Pradipa, Pradīpa, Pradīpā: 20 definitions
Pradipa means something in Buddhism, Pali, Hinduism, Sanskrit, Hindi. If you want to know the exact meaning, history, etymology or English translation of this term then check out the descriptions on this page. Add your comment or reference to a book if you want to contribute to this summary article.
Alternative spellings of this word include Pradeep.
Vyakarana (Sanskrit grammar)Source: Wikisource: A dictionary of Sanskrit grammar
Pradīpa (प्रदीप).—Popular name of the famous commentary on the Mahabhasya of Patanjali written by the reputed grammarian Kaiyata in the eleventh century A. D. The cornmentary is a very scholarly and critical one and really does justice to the well-known compliment given to it, viz. that the Pradipa has kept the Mahabhasya alive which otherwise would have remained unintelligible and consequently become lost. The commentary प्रदीप (pradīpa) is based on the commentary महाभाष्यदीपिका (mahābhāṣyadīpikā),or प्रदीपिका (pradīpikā) written by Bhartrhari, which is available at present only in a fragmentary form. The Pradipa is to this day looked upon as the single commentary on the Mahabhasya in spite of the presence of a few other commentaries on it which are all thrown into the back-ground by it.

Required actions:
A. Print the lines of the listing from the line containing "main-text [57,84,548,619]" up to and including the line containing "footnote-separator [57,637,548,638]".
B. Carry on the Pradipa entry from the point where it stops.
The listing that follows has no connection to the entry on the word Pradipa.

Data section:
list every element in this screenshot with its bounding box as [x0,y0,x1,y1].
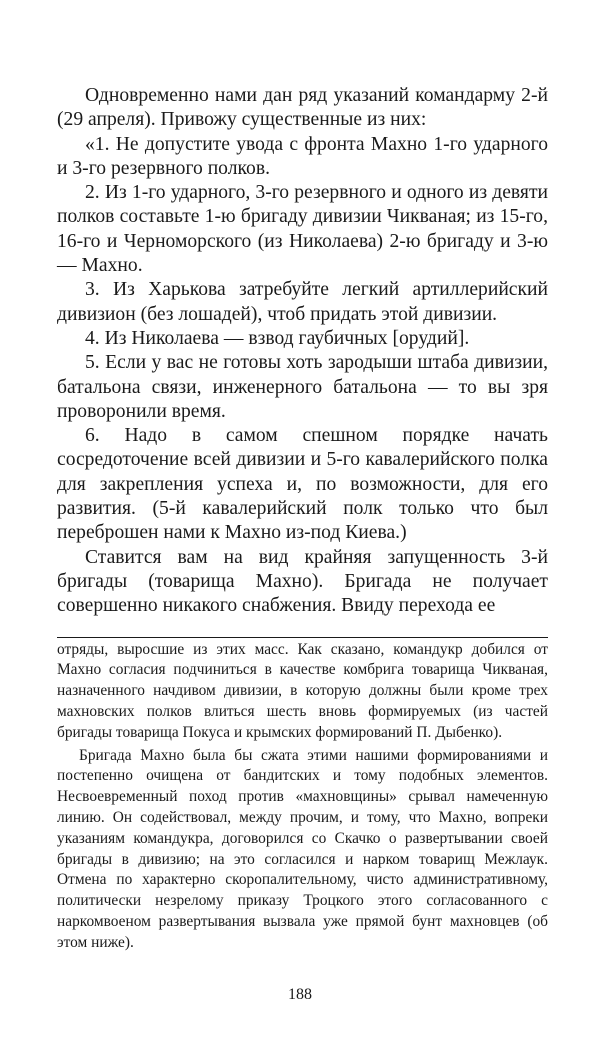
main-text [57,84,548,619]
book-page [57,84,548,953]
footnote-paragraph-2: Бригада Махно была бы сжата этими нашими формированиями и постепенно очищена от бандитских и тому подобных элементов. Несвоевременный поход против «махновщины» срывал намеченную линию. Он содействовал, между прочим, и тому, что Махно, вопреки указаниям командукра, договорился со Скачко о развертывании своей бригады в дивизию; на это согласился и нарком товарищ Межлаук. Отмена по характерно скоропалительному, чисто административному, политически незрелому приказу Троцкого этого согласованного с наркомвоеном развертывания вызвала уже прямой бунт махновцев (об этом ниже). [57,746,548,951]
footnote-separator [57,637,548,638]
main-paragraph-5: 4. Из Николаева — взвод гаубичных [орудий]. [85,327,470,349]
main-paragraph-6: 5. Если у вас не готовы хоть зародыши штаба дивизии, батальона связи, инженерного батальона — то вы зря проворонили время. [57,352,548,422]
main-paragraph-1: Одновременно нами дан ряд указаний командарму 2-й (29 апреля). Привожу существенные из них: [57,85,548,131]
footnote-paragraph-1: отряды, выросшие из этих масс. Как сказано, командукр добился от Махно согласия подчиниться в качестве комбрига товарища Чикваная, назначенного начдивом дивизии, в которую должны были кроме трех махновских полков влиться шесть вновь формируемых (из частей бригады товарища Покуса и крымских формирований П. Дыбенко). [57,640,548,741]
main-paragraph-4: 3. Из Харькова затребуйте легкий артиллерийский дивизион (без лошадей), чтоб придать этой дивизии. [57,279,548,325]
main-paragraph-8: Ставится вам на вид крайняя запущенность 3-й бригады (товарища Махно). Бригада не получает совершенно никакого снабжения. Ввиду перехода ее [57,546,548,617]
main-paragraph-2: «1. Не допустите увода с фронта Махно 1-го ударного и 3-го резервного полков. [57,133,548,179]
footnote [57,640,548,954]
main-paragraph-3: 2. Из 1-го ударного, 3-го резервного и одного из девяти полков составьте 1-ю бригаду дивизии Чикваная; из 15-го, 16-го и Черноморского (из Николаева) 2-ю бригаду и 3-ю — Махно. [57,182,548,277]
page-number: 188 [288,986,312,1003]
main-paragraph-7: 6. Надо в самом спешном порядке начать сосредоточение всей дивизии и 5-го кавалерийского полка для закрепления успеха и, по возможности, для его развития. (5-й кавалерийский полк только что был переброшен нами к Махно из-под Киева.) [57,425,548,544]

Answer list:
A.
main-text [57,84,548,619]
book-page [57,84,548,953]
footnote-paragraph-2: Бригада Махно была бы сжата этими нашими формированиями и постепенно очищена от бандитских и тому подобных элементов. Несвоевременный поход против «махновщины» срывал намеченную линию. Он содействовал, между прочим, и тому, что Махно, вопреки указаниям командукра, договорился со Скачко о развертывании своей бригады в дивизию; на это согласился и нарком товарищ Межлаук. Отмена по характерно скоропалительному, чисто административному, политически незрелому приказу Троцкого этого согласованного с наркомвоеном развертывания вызвала уже прямой бунт махновцев (об этом ниже). [57,746,548,951]
footnote-separator [57,637,548,638]

B.
Vyakarana (व्याकरण, vyākaraṇa) refers to Sanskrit grammar and represents one of the six additional sciences (vedanga) to be studied along with the Vedas. Vyakarana concerns itself with the rules of Sanskrit grammar and linguistic analysis in order to establish the correct context of words and sentences.
Jyotisha (astronomy and astrology)Source: Wisdom Library: Brihat Samhita by Varahamihira
Pradīpā (प्रदीपा) refers to a “lamp”, according to the Bṛhatsaṃhitā (chapter 2), an encyclopedic Sanskrit work written by Varāhamihira mainly focusing on the science of ancient Indian astronomy astronomy (Jyotiṣa).—Accordingly, “[...] As is the night without a lamp [i.e., pradīpā—apradīpā] and the sky without the sun, so is a prince without a Jyotiṣaka and he gropes his way in the dark. If there were no Jyotiṣakas, the muhūrtas, the tithis, the nakṣatras, the ṛtus and the āyanas would go wrong”.
Jyotisha (ज्योतिष, jyotiṣa or jyotish) refers to ‘astronomy’ or “Vedic astrology” and represents the fifth of the six Vedangas (additional sciences to be studied along with the Vedas). Jyotisha concerns itself with the study and prediction of the movements of celestial bodies, in order to calculate the auspicious time for rituals and ceremonies.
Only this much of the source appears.